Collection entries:

+--

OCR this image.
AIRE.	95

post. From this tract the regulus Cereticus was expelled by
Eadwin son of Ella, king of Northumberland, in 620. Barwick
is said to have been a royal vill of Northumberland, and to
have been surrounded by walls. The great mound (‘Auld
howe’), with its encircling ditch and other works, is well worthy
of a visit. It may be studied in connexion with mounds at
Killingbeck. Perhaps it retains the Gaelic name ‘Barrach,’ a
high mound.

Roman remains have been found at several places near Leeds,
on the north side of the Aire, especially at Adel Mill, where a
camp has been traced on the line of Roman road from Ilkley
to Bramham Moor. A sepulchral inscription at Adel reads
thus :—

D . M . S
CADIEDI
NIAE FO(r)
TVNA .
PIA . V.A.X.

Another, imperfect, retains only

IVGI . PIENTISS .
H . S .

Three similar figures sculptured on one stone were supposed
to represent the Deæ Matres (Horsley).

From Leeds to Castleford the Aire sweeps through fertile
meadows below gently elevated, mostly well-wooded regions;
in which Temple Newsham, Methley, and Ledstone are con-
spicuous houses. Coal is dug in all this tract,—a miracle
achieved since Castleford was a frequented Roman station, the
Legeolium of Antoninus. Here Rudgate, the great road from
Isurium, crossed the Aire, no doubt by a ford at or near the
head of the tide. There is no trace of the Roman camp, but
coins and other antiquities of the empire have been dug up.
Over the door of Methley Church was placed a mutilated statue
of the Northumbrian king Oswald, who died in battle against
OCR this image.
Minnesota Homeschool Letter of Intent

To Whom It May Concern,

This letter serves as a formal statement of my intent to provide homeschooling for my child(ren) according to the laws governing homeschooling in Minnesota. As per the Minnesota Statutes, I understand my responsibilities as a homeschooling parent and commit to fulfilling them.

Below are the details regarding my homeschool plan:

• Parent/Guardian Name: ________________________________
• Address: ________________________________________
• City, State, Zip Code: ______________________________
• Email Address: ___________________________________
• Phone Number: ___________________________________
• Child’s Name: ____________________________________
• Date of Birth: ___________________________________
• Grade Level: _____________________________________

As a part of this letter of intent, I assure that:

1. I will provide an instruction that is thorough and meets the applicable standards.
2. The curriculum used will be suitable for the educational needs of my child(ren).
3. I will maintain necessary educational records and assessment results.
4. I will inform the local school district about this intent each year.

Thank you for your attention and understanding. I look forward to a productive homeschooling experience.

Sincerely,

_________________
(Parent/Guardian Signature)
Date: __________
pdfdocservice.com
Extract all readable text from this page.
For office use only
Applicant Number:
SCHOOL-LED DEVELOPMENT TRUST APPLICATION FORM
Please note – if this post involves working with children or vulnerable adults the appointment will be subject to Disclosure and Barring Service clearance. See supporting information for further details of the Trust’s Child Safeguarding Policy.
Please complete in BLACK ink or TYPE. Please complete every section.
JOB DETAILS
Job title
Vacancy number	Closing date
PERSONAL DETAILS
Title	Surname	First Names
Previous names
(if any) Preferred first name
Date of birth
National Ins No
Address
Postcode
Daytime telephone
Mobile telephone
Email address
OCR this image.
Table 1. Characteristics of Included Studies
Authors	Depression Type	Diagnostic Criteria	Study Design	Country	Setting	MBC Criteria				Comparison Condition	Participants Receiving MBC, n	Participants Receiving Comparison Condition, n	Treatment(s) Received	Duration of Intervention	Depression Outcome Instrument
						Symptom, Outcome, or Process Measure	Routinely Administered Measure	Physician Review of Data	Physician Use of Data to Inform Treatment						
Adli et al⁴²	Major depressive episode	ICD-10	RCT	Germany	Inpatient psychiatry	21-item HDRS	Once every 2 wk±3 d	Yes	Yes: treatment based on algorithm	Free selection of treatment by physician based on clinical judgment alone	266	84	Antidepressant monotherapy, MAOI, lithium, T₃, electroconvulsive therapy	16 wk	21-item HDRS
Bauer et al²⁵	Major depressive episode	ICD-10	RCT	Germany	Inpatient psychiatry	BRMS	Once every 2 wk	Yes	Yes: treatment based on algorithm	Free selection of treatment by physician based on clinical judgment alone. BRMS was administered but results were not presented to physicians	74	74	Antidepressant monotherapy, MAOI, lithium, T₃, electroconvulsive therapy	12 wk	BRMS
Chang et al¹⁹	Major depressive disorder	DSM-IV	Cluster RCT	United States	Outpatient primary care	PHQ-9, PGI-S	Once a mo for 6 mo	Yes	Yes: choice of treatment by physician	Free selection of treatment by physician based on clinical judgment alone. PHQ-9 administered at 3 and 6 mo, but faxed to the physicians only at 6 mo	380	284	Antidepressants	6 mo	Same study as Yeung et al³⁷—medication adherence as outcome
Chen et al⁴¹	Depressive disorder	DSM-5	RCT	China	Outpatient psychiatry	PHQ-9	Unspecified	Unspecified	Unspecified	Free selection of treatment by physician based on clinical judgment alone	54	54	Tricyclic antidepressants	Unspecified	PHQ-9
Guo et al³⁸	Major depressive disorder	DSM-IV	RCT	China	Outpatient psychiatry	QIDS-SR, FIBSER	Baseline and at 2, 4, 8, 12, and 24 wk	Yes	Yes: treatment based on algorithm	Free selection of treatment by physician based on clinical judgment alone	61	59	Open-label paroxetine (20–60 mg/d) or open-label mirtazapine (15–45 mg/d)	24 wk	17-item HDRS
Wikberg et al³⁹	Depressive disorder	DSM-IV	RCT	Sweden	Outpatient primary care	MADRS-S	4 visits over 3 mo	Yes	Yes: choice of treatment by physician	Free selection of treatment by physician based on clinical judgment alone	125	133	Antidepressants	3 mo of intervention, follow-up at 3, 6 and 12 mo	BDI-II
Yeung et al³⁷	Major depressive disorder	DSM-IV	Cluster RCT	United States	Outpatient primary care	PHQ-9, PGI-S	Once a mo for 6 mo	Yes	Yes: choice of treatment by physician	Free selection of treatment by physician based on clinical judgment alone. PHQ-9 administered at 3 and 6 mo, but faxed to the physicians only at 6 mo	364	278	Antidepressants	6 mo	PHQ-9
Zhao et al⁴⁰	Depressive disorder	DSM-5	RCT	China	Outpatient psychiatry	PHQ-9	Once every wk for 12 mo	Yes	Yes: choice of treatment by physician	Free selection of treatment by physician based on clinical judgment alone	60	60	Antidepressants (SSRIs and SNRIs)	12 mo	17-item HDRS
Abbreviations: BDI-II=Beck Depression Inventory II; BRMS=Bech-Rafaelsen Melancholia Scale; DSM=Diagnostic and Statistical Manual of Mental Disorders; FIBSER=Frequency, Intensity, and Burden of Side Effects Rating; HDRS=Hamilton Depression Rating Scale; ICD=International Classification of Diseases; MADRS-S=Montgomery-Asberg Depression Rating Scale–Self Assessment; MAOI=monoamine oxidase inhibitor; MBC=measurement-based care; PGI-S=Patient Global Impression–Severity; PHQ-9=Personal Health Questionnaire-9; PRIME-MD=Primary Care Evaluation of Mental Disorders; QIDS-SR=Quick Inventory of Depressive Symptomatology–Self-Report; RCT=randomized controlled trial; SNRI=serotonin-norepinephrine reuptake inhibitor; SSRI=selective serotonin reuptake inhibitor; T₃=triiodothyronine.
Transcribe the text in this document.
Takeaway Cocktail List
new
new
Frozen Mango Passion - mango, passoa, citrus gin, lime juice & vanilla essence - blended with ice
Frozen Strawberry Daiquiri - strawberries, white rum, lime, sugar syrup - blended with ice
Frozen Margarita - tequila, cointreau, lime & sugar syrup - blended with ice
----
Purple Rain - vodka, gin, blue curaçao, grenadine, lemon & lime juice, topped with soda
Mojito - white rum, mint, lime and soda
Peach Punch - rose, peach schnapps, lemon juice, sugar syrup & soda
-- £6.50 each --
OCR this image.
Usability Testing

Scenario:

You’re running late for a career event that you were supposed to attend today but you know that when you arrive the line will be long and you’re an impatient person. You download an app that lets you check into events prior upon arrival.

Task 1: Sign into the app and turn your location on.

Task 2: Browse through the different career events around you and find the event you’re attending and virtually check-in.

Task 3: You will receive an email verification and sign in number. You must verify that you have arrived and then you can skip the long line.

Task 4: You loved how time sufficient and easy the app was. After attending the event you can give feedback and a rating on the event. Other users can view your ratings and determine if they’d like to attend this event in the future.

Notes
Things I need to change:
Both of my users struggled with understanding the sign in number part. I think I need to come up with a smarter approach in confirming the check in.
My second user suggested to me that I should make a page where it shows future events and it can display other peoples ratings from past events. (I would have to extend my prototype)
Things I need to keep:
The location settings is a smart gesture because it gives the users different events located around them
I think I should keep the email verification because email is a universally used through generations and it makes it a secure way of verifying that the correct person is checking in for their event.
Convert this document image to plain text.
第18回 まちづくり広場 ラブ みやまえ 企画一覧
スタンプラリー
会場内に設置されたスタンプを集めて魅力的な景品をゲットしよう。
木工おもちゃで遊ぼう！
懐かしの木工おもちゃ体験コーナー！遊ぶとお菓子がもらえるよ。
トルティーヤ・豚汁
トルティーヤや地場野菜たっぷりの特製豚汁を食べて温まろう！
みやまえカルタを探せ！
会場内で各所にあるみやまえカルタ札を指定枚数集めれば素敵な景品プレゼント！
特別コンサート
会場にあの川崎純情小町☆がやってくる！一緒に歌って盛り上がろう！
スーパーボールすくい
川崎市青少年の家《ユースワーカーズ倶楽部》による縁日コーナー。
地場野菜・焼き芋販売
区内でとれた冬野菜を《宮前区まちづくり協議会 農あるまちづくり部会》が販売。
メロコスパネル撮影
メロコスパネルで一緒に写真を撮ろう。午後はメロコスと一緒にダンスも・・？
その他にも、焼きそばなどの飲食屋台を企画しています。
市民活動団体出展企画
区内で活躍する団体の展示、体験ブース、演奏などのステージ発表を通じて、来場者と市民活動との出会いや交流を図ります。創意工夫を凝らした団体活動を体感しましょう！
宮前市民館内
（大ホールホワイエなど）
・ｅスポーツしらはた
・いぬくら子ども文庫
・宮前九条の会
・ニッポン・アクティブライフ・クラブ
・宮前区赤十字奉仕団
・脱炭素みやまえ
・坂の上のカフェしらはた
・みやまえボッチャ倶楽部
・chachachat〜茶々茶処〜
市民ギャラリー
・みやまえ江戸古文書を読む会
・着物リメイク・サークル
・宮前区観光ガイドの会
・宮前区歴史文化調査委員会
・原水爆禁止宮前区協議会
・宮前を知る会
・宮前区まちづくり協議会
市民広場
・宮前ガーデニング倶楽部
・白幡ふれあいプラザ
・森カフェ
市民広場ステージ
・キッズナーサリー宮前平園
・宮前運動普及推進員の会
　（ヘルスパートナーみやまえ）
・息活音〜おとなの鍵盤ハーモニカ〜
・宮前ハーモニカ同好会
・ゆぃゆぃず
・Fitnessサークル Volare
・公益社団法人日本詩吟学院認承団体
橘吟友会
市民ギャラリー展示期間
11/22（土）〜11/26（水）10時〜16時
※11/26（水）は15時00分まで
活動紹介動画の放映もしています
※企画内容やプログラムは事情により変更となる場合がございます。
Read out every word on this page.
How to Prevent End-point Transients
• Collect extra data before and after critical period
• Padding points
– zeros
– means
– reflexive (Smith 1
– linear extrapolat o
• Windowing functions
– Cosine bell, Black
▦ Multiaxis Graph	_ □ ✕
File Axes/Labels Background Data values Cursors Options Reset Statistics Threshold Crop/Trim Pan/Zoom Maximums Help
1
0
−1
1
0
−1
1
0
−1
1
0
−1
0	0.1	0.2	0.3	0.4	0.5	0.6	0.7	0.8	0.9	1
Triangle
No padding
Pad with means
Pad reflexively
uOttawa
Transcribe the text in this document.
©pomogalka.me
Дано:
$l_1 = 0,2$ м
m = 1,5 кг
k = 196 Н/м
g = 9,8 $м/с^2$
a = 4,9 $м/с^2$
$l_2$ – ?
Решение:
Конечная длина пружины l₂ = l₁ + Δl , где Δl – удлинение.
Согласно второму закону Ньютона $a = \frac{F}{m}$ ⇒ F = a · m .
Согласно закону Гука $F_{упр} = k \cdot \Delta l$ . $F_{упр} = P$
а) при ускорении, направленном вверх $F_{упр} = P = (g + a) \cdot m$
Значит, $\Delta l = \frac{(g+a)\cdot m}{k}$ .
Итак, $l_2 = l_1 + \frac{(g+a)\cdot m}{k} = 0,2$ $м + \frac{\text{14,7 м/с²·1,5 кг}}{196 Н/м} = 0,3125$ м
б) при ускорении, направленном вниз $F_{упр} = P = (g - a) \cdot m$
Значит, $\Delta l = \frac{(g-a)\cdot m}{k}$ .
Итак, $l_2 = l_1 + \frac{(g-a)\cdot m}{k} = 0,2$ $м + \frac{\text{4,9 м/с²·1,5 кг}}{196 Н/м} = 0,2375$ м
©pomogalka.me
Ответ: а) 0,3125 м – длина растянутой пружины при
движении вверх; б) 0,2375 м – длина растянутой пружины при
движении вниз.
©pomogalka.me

+--

Requirement: Tally every line of the listing that holds the string "пружины", then give the number by itself.

Reply: 3